▸ EXERCISE MATERIALS:
▬▬▬

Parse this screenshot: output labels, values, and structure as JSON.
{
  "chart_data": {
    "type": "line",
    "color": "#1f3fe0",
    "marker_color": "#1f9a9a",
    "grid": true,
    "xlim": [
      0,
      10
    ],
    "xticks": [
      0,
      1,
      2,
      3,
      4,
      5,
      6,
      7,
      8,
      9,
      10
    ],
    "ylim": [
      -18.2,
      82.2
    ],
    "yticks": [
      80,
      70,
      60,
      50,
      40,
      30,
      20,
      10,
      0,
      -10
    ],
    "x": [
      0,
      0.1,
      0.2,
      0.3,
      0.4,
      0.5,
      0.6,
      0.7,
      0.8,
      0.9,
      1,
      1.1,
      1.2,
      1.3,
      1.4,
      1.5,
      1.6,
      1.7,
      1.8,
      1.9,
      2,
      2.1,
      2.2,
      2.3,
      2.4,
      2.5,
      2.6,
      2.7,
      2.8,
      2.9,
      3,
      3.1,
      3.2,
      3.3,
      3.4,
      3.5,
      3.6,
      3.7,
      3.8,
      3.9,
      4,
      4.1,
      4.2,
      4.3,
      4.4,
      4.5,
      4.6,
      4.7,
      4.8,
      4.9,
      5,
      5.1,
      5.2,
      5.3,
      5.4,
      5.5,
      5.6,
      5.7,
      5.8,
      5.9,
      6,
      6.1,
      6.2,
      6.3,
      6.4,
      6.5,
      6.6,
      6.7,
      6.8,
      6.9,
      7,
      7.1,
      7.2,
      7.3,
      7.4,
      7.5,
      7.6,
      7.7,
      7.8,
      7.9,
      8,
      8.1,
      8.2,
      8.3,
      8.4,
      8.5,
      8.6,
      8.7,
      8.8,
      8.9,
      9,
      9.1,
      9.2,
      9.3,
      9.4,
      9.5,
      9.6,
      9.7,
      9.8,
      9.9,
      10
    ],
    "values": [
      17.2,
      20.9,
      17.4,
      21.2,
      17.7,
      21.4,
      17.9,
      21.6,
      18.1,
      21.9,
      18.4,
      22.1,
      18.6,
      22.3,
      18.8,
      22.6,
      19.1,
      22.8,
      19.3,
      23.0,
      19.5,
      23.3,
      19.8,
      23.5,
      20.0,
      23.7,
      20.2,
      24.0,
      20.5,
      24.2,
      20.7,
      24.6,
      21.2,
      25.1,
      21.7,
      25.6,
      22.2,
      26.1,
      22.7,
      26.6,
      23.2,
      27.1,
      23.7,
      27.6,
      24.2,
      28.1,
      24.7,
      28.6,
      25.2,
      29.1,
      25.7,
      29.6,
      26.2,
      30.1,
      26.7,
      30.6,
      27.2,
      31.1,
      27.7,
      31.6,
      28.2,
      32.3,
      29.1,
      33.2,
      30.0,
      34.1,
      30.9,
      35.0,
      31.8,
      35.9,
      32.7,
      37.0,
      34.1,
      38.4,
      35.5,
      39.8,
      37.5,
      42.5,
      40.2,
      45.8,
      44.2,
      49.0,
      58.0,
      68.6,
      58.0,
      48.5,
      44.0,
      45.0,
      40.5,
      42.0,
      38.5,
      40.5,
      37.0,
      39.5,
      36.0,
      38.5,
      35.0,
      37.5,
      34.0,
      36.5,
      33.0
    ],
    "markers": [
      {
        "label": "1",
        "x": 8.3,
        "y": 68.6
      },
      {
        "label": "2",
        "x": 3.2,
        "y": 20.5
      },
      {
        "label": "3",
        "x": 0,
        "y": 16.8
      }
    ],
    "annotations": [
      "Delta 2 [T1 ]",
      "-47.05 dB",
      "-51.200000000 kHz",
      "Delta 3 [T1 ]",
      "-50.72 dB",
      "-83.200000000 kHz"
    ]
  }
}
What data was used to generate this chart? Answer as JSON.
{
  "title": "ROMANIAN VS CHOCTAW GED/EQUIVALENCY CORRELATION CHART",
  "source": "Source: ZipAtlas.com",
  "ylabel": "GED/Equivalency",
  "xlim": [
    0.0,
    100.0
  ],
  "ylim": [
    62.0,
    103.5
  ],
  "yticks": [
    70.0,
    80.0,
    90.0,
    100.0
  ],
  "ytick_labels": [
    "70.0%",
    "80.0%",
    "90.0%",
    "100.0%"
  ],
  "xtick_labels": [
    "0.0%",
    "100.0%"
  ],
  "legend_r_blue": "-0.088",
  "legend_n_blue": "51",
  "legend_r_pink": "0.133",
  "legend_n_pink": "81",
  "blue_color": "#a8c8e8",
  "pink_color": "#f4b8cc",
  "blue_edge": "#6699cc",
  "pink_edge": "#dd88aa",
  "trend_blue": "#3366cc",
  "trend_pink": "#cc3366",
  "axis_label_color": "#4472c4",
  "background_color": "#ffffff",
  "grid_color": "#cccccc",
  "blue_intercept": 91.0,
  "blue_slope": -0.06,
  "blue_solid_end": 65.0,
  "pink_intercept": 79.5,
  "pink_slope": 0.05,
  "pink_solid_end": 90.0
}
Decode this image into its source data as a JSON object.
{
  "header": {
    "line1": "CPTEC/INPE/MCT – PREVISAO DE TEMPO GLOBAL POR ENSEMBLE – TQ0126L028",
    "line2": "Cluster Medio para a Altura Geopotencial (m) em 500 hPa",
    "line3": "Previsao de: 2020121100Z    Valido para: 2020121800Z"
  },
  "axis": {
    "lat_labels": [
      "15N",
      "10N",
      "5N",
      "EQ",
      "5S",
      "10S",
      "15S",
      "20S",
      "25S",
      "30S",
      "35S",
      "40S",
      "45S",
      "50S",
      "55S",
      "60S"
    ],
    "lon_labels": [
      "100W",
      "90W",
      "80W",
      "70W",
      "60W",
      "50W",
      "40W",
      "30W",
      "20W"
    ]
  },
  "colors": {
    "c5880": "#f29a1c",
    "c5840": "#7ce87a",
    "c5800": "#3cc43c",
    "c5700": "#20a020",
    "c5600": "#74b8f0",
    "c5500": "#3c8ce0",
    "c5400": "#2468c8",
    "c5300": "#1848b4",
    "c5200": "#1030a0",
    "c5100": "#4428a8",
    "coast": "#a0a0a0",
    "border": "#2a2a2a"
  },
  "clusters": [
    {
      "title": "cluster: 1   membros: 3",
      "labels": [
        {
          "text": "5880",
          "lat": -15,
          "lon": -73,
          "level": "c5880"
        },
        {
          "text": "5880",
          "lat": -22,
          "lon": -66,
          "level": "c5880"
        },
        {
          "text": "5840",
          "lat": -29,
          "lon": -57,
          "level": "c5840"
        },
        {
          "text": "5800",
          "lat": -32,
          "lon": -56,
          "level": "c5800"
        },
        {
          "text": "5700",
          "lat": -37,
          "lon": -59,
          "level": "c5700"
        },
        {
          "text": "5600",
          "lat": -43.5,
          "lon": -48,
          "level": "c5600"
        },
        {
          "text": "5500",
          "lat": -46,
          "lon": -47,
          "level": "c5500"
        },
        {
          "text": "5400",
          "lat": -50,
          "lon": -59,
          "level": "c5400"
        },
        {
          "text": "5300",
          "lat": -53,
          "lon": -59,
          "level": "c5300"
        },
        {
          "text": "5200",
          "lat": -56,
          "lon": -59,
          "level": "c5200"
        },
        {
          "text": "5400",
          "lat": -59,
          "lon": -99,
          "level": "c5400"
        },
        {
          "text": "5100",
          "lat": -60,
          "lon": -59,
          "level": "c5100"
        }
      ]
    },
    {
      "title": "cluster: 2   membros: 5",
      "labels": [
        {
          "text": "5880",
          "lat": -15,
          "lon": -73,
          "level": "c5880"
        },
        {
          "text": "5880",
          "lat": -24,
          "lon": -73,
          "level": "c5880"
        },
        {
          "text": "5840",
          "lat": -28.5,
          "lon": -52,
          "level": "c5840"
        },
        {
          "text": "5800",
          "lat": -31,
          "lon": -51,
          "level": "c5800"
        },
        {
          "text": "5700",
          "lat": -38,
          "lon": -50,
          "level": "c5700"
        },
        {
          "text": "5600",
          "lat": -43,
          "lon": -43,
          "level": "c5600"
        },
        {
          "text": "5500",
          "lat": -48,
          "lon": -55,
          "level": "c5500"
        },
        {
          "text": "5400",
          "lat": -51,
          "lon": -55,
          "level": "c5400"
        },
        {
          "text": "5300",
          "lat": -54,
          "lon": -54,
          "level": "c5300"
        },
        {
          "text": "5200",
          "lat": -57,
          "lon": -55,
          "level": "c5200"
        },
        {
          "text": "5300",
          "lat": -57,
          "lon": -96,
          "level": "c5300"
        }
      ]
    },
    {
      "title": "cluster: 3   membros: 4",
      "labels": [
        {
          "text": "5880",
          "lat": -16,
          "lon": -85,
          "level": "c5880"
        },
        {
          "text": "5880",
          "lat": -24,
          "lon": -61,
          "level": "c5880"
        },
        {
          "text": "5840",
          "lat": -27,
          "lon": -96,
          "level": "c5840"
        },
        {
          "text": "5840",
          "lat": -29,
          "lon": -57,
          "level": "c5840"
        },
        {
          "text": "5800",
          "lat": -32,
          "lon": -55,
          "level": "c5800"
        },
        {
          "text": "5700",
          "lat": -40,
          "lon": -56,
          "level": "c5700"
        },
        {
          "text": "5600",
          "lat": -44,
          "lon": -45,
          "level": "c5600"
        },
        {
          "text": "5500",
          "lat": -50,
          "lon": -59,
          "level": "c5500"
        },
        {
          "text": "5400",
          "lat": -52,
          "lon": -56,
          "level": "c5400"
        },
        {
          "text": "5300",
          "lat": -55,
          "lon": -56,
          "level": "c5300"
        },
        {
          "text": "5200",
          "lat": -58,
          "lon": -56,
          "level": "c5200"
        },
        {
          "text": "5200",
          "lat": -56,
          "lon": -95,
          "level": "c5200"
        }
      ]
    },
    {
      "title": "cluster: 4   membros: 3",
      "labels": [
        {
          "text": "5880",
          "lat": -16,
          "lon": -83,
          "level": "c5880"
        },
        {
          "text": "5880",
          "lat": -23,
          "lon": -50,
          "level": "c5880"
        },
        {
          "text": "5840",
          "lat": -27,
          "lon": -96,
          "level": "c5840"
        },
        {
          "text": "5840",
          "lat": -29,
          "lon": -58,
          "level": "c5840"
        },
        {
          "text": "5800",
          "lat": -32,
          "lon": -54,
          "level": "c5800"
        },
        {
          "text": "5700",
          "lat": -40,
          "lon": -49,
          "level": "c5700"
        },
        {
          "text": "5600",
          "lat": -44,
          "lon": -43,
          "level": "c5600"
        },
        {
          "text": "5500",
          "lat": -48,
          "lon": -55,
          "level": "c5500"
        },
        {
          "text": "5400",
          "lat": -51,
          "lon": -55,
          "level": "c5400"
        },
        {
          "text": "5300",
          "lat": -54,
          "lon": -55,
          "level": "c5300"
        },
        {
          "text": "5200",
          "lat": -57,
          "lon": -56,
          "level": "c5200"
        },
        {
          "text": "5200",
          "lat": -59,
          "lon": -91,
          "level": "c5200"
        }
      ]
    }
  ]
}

▬▬▬

▸ EXERCISE REQUIREMENTS: Copy every line that includes the string "source" from the material above.

▸ COMPLETE OUTPUT:
  "source": "Source: ZipAtlas.com",
Decode this image into its source data as a JSON object.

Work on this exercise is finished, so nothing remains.